As the Group grows, considerable effort is made to ensure that TITAN’s vision and culture is shared among all employees. This is a challenging way to embed our culture into new acquisitions and particularly in countries with diverse cultural and social characteristics while simultaneously preserving their identity.

We consider that measuring performance against set goals and objectives is a significant factor for self-improvement. Thus we engage with experts and stakeholders seeking meaningful ways to understand and record the added value created for TITAN and its stakeholders. This is a long-term, on-going and challenging process which initiates changes at all levels. Measuring performance is mostly covering «do less harm» efforts while no relevant metrics to measure appropriately «do more good» initiatives are available or widely used, yet. For this reason a more detailed focus on best practices at regional level by TITAN Group begins with this Report, aiming to present a clearer picture of efforts undertaken in order to improve both social and environmental footprints in each region.

In 2006 TITAN Group set its initial targets regarding CO2, Dust, NOx and SOx emissions as well as ISO certified sites. Targets were calculated on the basis of the equity held by TITAN Group in 2006. The year to achieve those targets was 2010.

*Dataset extract*

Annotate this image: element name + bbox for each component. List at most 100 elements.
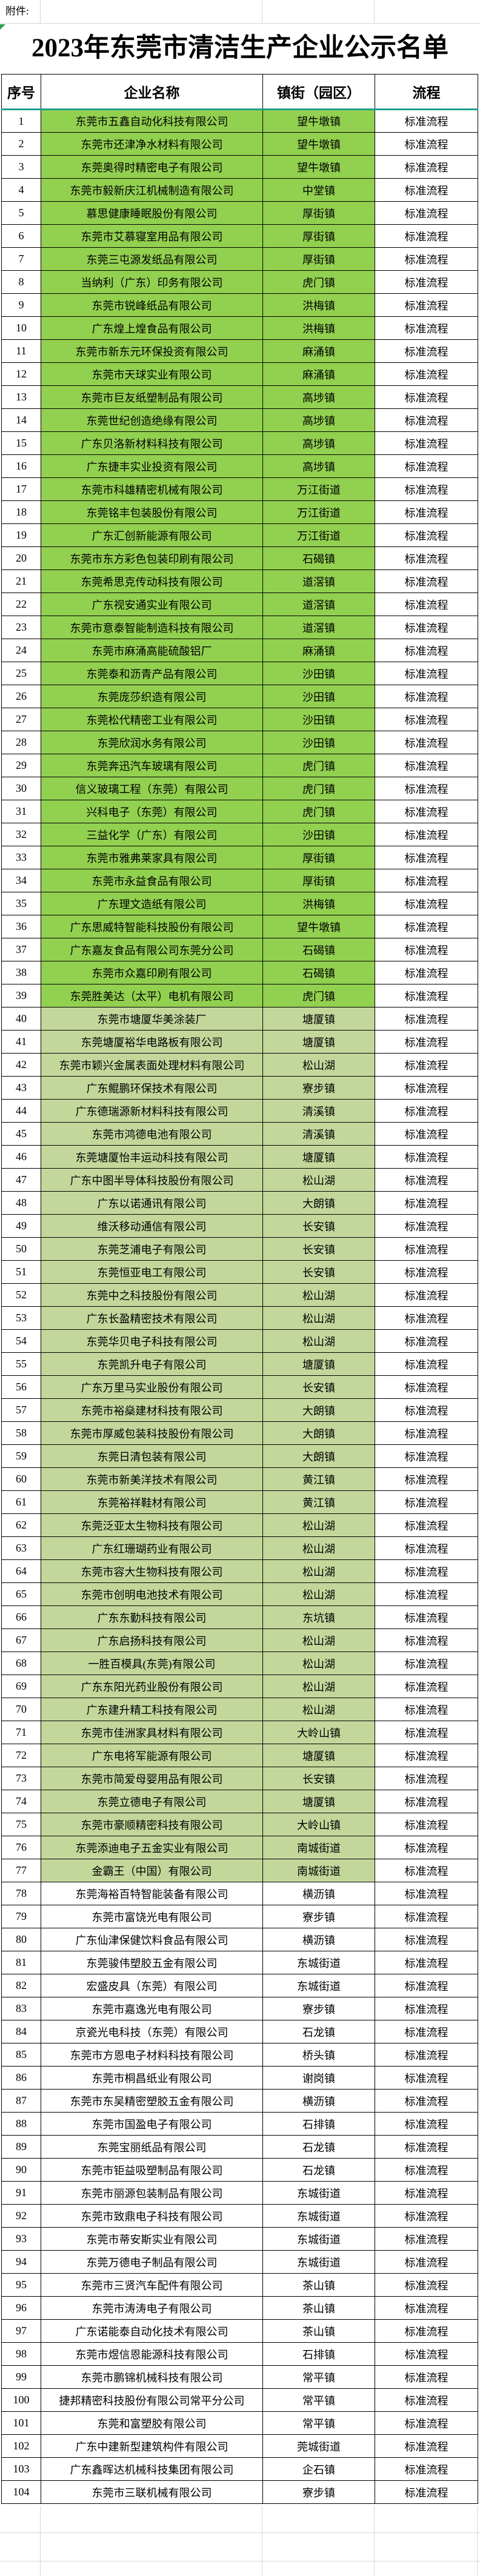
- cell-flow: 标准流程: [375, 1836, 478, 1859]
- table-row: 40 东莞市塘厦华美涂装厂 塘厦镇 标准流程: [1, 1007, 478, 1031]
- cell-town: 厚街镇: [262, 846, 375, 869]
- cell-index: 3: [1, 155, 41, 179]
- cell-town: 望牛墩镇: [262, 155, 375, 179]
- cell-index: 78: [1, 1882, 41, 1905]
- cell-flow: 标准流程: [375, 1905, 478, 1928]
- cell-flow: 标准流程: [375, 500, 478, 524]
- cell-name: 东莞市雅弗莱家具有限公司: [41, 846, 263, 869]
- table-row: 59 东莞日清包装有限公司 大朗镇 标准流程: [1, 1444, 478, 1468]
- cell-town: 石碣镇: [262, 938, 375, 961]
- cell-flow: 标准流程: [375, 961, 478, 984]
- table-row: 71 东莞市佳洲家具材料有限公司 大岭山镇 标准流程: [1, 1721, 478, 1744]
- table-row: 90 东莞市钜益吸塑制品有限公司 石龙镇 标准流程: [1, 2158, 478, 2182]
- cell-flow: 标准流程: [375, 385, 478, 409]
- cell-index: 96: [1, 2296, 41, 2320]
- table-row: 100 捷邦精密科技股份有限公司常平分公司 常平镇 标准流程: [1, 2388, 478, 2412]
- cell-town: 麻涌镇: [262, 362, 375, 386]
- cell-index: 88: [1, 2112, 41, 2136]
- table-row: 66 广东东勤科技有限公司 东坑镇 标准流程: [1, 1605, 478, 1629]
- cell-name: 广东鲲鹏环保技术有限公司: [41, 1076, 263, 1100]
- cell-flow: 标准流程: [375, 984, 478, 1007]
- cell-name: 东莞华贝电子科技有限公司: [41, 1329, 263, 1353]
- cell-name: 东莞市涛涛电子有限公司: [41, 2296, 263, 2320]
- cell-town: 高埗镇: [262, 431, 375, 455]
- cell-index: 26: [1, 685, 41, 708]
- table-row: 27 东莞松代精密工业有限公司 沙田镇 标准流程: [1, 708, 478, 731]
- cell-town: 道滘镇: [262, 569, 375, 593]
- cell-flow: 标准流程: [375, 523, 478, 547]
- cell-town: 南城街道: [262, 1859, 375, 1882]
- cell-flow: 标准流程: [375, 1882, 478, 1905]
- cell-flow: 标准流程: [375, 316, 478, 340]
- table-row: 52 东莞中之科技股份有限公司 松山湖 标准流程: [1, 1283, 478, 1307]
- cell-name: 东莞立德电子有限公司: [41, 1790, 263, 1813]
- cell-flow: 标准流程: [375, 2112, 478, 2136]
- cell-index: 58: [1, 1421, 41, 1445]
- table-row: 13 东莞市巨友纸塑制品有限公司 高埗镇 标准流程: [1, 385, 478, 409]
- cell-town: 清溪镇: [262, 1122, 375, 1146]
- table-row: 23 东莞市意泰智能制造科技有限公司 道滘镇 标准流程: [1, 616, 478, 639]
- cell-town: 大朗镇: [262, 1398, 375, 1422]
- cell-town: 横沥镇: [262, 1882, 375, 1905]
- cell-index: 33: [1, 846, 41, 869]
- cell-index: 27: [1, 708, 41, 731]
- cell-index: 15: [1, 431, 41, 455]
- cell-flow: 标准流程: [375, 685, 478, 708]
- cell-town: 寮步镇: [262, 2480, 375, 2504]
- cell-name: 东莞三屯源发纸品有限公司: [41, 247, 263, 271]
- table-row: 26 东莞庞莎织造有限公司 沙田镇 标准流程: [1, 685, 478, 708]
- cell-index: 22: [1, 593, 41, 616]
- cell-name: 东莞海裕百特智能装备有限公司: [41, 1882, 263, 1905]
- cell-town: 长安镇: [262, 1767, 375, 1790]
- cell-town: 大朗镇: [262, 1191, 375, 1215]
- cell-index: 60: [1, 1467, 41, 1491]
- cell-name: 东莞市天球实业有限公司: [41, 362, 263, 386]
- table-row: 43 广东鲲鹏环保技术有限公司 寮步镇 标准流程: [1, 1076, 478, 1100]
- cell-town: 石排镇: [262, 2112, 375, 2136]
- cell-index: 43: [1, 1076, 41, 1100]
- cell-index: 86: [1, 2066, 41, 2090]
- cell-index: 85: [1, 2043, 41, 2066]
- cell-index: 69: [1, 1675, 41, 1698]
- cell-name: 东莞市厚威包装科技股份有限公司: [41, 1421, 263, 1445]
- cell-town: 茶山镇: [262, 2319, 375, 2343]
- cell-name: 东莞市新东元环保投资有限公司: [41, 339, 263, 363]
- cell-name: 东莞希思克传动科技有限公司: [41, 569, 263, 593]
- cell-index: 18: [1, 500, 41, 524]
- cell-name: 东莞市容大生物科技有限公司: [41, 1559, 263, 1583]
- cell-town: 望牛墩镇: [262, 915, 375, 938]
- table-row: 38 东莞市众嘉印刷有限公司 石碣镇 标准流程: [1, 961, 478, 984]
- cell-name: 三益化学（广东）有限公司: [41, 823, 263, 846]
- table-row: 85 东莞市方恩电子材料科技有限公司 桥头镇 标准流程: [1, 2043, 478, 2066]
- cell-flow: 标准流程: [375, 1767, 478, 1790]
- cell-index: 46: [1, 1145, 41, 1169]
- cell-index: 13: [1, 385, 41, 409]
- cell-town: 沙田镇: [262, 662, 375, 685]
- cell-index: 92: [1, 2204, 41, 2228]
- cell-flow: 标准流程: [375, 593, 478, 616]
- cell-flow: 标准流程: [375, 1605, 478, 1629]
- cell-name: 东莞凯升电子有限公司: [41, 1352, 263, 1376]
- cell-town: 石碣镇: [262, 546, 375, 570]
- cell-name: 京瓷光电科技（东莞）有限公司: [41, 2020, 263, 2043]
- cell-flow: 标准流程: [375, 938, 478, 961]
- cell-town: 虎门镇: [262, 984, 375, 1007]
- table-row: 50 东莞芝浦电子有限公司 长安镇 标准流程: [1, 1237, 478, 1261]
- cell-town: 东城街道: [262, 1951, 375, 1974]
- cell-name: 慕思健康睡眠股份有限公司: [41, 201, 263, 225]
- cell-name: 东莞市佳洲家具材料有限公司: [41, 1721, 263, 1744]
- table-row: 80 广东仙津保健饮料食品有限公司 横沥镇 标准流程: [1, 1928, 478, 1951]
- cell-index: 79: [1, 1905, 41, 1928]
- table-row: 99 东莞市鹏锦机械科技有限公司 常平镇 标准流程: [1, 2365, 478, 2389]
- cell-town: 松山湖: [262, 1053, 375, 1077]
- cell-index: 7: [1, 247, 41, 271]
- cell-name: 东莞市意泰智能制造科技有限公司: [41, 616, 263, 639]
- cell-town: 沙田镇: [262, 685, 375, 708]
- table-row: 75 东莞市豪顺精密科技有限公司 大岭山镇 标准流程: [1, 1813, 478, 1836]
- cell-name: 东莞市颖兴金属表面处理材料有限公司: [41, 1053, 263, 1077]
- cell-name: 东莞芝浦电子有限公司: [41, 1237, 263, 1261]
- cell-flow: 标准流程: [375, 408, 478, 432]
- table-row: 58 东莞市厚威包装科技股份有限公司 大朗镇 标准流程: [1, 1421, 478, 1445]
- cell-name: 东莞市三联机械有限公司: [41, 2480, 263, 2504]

*Problem to work on*
Rewrite the TITAN Group text between "As the Group" and "preserving their identity.", inclusive, replacing "culture" with "values" throughout.

*Answer below*
As the Group grows, considerable effort is made to ensure that TITAN’s vision and values is shared among all employees. This is a challenging way to embed our values into new acquisitions and particularly in countries with diverse cultural and social characteristics while simultaneously preserving their identity.